» DOCUMENT
[BEGIN]

STEM Center, engineering program on track to boost UWGB
By Dan Flannery
GREEN BAY – In three months, an exciting building will start making a difference at the University of Wisconsin-Green Bay, part of Phoenix Innovation Park on the school’s campus.
The Brown County STEM Innovation Center will be an impressive piece of design and construction, with 63,730 square feet available for the Richard J. Resch School of Engineering, the University of Wisconsin-Extension program, Brown County’s Land and Water Conservation program and the Einstein Project, which has driven interest and execution of STEM (Science, Technology, Engineering and Mathematics) education in the Bay Area since 1990.
The building is owned by Brown County, with construction funding of $15 million from the State of Wisconsin, Brown County, and private funds donated by residents, organizations and businesses focused on growing a progressive partnership with the university, now in its second half-century.
Like many on-campus buildings, on one level, the STEM Innovation Center is just a home to programs, classes and study.
But it plays part of a much bigger vision, in the mind and vision of UWGB Chancellor Gary Miller.
“This is one of many initiatives,” Miller said, “and I guess I would start by saying that the University of Wisconsin-Green Bay now operates in about 16 counties from Sheboygan up to Marinette, and the suite of opportunities that we enjoy here in this part of the state are just enormous. And these are mainly opportunities for higher-education partnerships and with higher-education partnerships with business and government, and with other higher-education institutions.”
To that end, the STEM Innovation Center is no more important than UWGB’s partnerships and collaborations with Northeast Wisconsin Technical College (NWTC) and St. Norbert College, and no more vital than partnering with the rest of the University of Wisconsin system on timely study of freshwater, which affects every area of life in northeast Wisconsin.
Further, the STEM Innovation Center is no more intrinsic to UWGB’s future than the expansion of the school’s social science programs, working to prepare graduates who can and will attack the state’s often conjoined drug abuse and mental health issues.
But that new building is no less important, either. It all works together in Miller’s mind.
At UWGB, in Miller’s fifth year as chancellor, this is the time to make a statement about the university’s potential, its relevance and its position as a destination for students and faculty in Wisconsin.
“We have initiated a lot of partnerships to optimize and grow out our capacity and provide higher education access to everybody in this region and beyond,” Miller said. “I’ve been in this business 30 years, and I have actually never been at a university that had more opportunities at one time than this one.”
The STEM Innovation Center and the Resch School of Engineering will be in the spotlights for the next year or so.
Together, the facility and the engineering program have potential to draw hundreds of new students to campus and provide area employers with a highly trained crop of employees right out of college.
That’s a crucial partnership to maintain, and it was a great partnership to put on display when asking the UW Board of Regents for approval to add the engineering college, said Dr. John Katers, dean of science and technology.
“The business community has been incredibly supportive of this entire effort,” Katers said. “Without them, this would not be possible.
“When we went down to Madison and presented this, a lot of those folks were right there with us in the audience, and at the end of the day, the Board of Regents was basically like ‘This is how these types of proposals need to be presented, as a community effort and public-private partnership.’ They really liked that what we did is kind of a model for how other campuses across the state should be doing things,” Katers said.

[END]

» WHAT TO WORK ON
**A)** Transcribe the article on the UWGB STEM Innovation Center word for word, taking everything from "The Brown County" down to "Area since 1990.".
**B)** Go on writing the article on the UWGB STEM Innovation Center and engineering program, picking up right after its final sentence.

» GIVEN DATA
[BEGIN]

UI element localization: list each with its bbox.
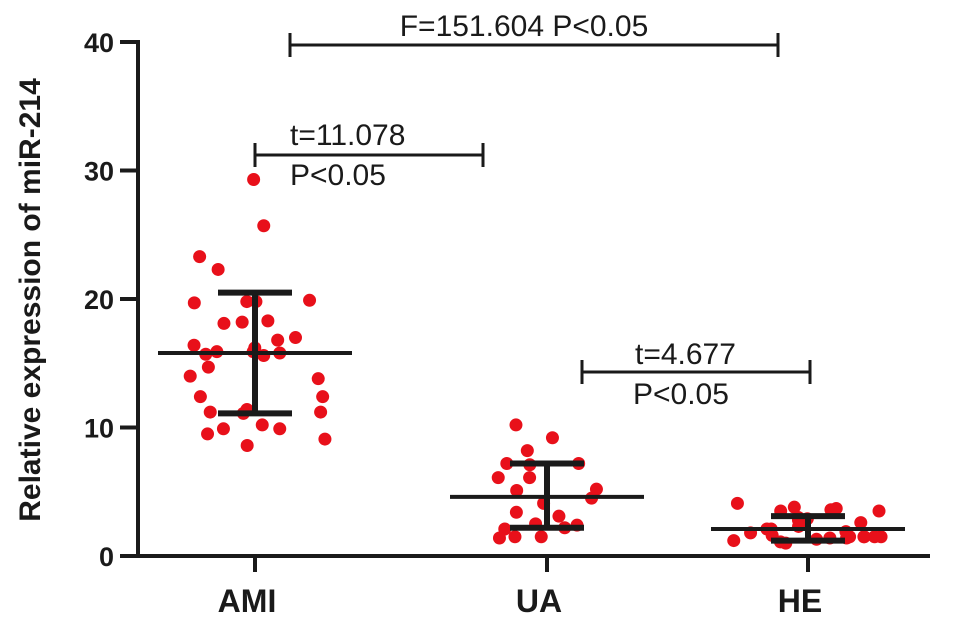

[END]

» RESULTS IN ORDER
**A)**
The Brown County STEM Innovation Center will be an impressive piece of design and construction, with 63,730 square feet available for the Richard J. Resch School of Engineering, the University of Wisconsin-Extension program, Brown County’s Land and Water Conservation program and the Einstein Project, which has driven interest and execution of STEM (Science, Technology, Engineering and Mathematics) education in the Bay Area since 1990.

**B)**
In separate interviews, Katers and Miller agreed that the engineering program has potential to add several hundred new students to the Green Bay campus over the next half-decade or so.
“In the state of Wisconsin, during the time it took us to get mechanical engineering and the Resch School of Engineering approved, the number of mechanical engineering jobs available increased dramatically over a two-year period,” Miller said. “So not only is it hard to get to fill current engineering jobs, but they also seem to be actually increasing. There is certainly a demand for the end product. And we are pretty sure we have access to students to come here.”
“The evolution of this, obviously, is that we started with our engineering technology programs,” Katers said. “And so those started back in 2014, and at that point, that was kind of the path of least resistance, where you know the other universities didn’t have as much complaint about us starting those programs because they look different than their engineering programs. That really helped us because we ended up with 150 students in those three programs and that gave us some data that said we really do need engineering here in northeast Wisconsin.”
UW-Platteville has a strong engineering program and has a partnership with UW-Oshkosh in electrical engineering and mechanical engineering.
But Katers said Oshkosh hasn’t produced as many graduates as the region demands.
“If you looked at their program, I think they’re graduating 10 to 12 students a year, maybe, out of the Fox Valley area, but that’s not enough to meet the needs,” he said.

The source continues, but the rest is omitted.